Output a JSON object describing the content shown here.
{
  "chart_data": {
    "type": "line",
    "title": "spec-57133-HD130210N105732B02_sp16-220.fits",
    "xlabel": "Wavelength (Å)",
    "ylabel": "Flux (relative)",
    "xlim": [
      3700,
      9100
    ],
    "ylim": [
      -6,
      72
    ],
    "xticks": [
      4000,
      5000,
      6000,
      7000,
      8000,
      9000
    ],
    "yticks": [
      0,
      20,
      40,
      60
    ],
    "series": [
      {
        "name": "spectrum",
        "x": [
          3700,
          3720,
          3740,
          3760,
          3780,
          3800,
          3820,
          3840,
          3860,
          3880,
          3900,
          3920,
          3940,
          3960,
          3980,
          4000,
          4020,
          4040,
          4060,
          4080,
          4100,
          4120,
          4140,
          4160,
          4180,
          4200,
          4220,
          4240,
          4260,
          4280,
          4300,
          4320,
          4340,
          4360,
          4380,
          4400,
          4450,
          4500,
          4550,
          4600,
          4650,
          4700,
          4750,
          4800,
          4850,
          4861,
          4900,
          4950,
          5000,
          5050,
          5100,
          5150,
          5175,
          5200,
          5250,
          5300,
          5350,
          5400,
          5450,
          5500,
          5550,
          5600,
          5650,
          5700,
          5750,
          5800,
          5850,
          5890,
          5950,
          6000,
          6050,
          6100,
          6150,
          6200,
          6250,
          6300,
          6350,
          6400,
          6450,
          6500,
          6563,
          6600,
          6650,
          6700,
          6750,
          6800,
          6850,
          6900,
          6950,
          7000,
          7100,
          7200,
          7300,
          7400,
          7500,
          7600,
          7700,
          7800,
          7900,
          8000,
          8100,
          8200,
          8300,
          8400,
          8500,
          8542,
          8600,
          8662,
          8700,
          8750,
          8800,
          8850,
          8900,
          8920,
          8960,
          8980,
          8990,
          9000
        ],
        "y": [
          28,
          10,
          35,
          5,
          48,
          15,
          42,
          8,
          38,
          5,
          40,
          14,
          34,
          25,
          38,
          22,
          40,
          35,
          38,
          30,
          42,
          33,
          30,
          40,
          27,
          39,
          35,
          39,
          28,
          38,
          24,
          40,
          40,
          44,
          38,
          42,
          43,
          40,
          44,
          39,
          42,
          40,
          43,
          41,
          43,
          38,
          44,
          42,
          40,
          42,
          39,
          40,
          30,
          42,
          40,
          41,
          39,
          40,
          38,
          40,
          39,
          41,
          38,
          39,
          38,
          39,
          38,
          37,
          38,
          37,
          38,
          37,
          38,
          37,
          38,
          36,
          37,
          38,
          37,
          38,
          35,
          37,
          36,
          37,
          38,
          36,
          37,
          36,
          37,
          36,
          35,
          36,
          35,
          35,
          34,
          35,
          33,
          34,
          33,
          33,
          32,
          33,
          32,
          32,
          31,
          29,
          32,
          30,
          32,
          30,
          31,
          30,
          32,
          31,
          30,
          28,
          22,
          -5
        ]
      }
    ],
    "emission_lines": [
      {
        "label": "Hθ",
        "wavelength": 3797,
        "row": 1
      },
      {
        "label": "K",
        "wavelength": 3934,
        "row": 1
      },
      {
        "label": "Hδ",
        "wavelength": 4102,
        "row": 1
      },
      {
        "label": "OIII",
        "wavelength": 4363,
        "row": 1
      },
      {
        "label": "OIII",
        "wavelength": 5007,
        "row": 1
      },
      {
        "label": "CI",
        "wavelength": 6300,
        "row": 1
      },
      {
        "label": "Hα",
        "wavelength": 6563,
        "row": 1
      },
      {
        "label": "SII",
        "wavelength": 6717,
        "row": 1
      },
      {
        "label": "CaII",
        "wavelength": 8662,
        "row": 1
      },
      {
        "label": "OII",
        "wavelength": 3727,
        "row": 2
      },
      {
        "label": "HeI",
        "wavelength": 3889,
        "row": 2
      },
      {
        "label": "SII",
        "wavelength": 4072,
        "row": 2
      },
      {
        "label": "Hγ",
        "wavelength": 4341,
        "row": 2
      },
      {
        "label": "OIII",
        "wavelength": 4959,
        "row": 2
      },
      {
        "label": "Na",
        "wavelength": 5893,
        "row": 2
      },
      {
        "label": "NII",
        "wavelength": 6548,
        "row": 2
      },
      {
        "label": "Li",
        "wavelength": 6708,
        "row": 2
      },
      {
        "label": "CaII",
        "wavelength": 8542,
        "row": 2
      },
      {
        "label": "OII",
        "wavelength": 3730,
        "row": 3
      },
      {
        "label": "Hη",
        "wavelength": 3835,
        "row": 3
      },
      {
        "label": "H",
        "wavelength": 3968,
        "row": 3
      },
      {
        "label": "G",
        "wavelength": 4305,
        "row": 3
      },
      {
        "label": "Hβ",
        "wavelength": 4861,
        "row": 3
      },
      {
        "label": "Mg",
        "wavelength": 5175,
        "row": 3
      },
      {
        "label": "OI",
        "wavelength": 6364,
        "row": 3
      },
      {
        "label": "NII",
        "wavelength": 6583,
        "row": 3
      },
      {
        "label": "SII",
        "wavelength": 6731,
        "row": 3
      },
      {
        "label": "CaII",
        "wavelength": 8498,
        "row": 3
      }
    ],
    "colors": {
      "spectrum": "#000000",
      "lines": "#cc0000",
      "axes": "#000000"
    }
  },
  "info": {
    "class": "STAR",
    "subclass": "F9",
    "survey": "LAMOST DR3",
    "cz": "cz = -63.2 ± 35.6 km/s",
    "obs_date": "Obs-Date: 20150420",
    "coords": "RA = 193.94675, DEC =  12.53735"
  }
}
☆ ☆ ☆ ☆ ☆ ☆ ☆
## WHAT IS ASKED
All the entries above need to be reproduced exactly.

## TASK RESULT
Output a JSON object describing the content shown here.
{
  "chart_data": {
    "type": "line",
    "title": "spec-57133-HD130210N105732B02_sp16-220.fits",
    "xlabel": "Wavelength (Å)",
    "ylabel": "Flux (relative)",
    "xlim": [
      3700,
      9100
    ],
    "ylim": [
      -6,
      72
    ],
    "xticks": [
      4000,
      5000,
      6000,
      7000,
      8000,
      9000
    ],
    "yticks": [
      0,
      20,
      40,
      60
    ],
    "series": [
      {
        "name": "spectrum",
        "x": [
          3700,
          3720,
          3740,
          3760,
          3780,
          3800,
          3820,
          3840,
          3860,
          3880,
          3900,
          3920,
          3940,
          3960,
          3980,
          4000,
          4020,
          4040,
          4060,
          4080,
          4100,
          4120,
          4140,
          4160,
          4180,
          4200,
          4220,
          4240,
          4260,
          4280,
          4300,
          4320,
          4340,
          4360,
          4380,
          4400,
          4450,
          4500,
          4550,
          4600,
          4650,
          4700,
          4750,
          4800,
          4850,
          4861,
          4900,
          4950,
          5000,
          5050,
          5100,
          5150,
          5175,
          5200,
          5250,
          5300,
          5350,
          5400,
          5450,
          5500,
          5550,
          5600,
          5650,
          5700,
          5750,
          5800,
          5850,
          5890,
          5950,
          6000,
          6050,
          6100,
          6150,
          6200,
          6250,
          6300,
          6350,
          6400,
          6450,
          6500,
          6563,
          6600,
          6650,
          6700,
          6750,
          6800,
          6850,
          6900,
          6950,
          7000,
          7100,
          7200,
          7300,
          7400,
          7500,
          7600,
          7700,
          7800,
          7900,
          8000,
          8100,
          8200,
          8300,
          8400,
          8500,
          8542,
          8600,
          8662,
          8700,
          8750,
          8800,
          8850,
          8900,
          8920,
          8960,
          8980,
          8990,
          9000
        ],
        "y": [
          28,
          10,
          35,
          5,
          48,
          15,
          42,
          8,
          38,
          5,
          40,
          14,
          34,
          25,
          38,
          22,
          40,
          35,
          38,
          30,
          42,
          33,
          30,
          40,
          27,
          39,
          35,
          39,
          28,
          38,
          24,
          40,
          40,
          44,
          38,
          42,
          43,
          40,
          44,
          39,
          42,
          40,
          43,
          41,
          43,
          38,
          44,
          42,
          40,
          42,
          39,
          40,
          30,
          42,
          40,
          41,
          39,
          40,
          38,
          40,
          39,
          41,
          38,
          39,
          38,
          39,
          38,
          37,
          38,
          37,
          38,
          37,
          38,
          37,
          38,
          36,
          37,
          38,
          37,
          38,
          35,
          37,
          36,
          37,
          38,
          36,
          37,
          36,
          37,
          36,
          35,
          36,
          35,
          35,
          34,
          35,
          33,
          34,
          33,
          33,
          32,
          33,
          32,
          32,
          31,
          29,
          32,
          30,
          32,
          30,
          31,
          30,
          32,
          31,
          30,
          28,
          22,
          -5
        ]
      }
    ],
    "emission_lines": [
      {
        "label": "Hθ",
        "wavelength": 3797,
        "row": 1
      },
      {
        "label": "K",
        "wavelength": 3934,
        "row": 1
      },
      {
        "label": "Hδ",
        "wavelength": 4102,
        "row": 1
      },
      {
        "label": "OIII",
        "wavelength": 4363,
        "row": 1
      },
      {
        "label": "OIII",
        "wavelength": 5007,
        "row": 1
      },
      {
        "label": "CI",
        "wavelength": 6300,
        "row": 1
      },
      {
        "label": "Hα",
        "wavelength": 6563,
        "row": 1
      },
      {
        "label": "SII",
        "wavelength": 6717,
        "row": 1
      },
      {
        "label": "CaII",
        "wavelength": 8662,
        "row": 1
      },
      {
        "label": "OII",
        "wavelength": 3727,
        "row": 2
      },
      {
        "label": "HeI",
        "wavelength": 3889,
        "row": 2
      },
      {
        "label": "SII",
        "wavelength": 4072,
        "row": 2
      },
      {
        "label": "Hγ",
        "wavelength": 4341,
        "row": 2
      },
      {
        "label": "OIII",
        "wavelength": 4959,
        "row": 2
      },
      {
        "label": "Na",
        "wavelength": 5893,
        "row": 2
      },
      {
        "label": "NII",
        "wavelength": 6548,
        "row": 2
      },
      {
        "label": "Li",
        "wavelength": 6708,
        "row": 2
      },
      {
        "label": "CaII",
        "wavelength": 8542,
        "row": 2
      },
      {
        "label": "OII",
        "wavelength": 3730,
        "row": 3
      },
      {
        "label": "Hη",
        "wavelength": 3835,
        "row": 3
      },
      {
        "label": "H",
        "wavelength": 3968,
        "row": 3
      },
      {
        "label": "G",
        "wavelength": 4305,
        "row": 3
      },
      {
        "label": "Hβ",
        "wavelength": 4861,
        "row": 3
      },
      {
        "label": "Mg",
        "wavelength": 5175,
        "row": 3
      },
      {
        "label": "OI",
        "wavelength": 6364,
        "row": 3
      },
      {
        "label": "NII",
        "wavelength": 6583,
        "row": 3
      },
      {
        "label": "SII",
        "wavelength": 6731,
        "row": 3
      },
      {
        "label": "CaII",
        "wavelength": 8498,
        "row": 3
      }
    ],
    "colors": {
      "spectrum": "#000000",
      "lines": "#cc0000",
      "axes": "#000000"
    }
  },
  "info": {
    "class": "STAR",
    "subclass": "F9",
    "survey": "LAMOST DR3",
    "cz": "cz = -63.2 ± 35.6 km/s",
    "obs_date": "Obs-Date: 20150420",
    "coords": "RA = 193.94675, DEC =  12.53735"
  }
}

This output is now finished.